» TASK TO COMPLETE
Below are the records; copy each line in them that holds the word "cdots".

# Start of DATA EXCERPTS

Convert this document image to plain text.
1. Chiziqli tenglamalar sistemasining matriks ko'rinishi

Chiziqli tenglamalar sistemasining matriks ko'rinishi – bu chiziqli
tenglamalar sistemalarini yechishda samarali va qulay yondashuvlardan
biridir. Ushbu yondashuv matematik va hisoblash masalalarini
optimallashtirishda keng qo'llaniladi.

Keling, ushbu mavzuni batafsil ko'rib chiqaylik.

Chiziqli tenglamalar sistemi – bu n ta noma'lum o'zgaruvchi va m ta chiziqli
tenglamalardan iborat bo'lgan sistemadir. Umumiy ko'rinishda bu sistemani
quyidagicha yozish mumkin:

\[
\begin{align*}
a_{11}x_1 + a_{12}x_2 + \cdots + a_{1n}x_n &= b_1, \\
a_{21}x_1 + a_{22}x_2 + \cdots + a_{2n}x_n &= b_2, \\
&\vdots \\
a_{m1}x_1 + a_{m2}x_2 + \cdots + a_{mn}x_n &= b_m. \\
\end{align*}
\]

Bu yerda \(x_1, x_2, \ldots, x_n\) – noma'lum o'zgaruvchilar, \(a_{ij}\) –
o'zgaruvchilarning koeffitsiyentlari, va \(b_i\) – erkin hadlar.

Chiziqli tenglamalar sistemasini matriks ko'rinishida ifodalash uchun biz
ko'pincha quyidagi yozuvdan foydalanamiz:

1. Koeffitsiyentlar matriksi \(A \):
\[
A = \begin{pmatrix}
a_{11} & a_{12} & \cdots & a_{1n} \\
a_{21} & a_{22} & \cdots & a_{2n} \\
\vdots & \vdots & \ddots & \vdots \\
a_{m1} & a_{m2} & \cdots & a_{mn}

# End of DATA EXCERPTS

» THE ANSWER
a_{11}x_1 + a_{12}x_2 + \cdots + a_{1n}x_n &= b_1, \\
a_{21}x_1 + a_{22}x_2 + \cdots + a_{2n}x_n &= b_2, \\
a_{m1}x_1 + a_{m2}x_2 + \cdots + a_{mn}x_n &= b_m. \\
a_{11} & a_{12} & \cdots & a_{1n} \\
a_{21} & a_{22} & \cdots & a_{2n} \\
a_{m1} & a_{m2} & \cdots & a_{mn}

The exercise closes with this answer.